→ Directions
Count, in the entries, the lines with "Bulk". Answer with the number only.

→ Stored records

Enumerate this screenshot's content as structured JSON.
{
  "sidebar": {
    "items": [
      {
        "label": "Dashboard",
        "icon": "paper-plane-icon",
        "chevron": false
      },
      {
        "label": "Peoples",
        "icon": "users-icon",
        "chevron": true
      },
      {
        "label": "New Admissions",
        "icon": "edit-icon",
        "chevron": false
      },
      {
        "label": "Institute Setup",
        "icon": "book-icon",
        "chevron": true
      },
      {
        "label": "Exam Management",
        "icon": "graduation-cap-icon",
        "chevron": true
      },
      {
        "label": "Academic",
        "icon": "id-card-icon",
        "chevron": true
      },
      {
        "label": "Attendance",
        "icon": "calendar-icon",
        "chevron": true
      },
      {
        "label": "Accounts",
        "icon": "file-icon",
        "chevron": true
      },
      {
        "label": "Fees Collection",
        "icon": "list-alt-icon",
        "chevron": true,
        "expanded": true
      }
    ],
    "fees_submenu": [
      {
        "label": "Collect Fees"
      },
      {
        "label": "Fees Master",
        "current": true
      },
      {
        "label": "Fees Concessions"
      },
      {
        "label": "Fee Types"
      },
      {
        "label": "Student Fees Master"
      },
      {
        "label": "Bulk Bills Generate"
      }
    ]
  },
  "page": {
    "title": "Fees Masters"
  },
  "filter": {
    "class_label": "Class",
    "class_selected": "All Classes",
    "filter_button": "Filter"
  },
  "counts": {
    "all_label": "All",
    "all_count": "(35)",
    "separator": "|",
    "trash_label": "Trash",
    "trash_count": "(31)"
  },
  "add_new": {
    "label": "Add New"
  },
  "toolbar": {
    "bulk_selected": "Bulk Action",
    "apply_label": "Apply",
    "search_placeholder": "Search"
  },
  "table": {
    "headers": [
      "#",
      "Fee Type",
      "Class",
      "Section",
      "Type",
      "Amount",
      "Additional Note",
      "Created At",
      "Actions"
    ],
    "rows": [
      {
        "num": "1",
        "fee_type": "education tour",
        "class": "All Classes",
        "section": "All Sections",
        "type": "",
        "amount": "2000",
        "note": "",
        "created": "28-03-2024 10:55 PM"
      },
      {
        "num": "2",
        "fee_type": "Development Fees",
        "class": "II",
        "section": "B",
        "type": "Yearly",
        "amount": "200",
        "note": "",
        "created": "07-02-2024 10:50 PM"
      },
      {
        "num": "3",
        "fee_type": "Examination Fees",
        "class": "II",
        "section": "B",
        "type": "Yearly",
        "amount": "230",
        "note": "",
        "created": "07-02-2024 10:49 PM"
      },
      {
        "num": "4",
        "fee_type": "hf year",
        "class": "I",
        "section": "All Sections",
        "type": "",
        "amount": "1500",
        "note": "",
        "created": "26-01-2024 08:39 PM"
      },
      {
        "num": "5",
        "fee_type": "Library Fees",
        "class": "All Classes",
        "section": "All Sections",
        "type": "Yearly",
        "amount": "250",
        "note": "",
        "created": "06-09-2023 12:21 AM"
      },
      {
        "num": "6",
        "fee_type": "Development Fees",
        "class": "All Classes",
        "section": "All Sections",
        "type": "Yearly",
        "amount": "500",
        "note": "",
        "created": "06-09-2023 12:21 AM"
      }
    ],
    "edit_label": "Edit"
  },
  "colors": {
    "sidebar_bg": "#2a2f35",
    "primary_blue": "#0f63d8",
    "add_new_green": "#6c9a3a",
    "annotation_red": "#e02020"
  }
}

→ Solution
2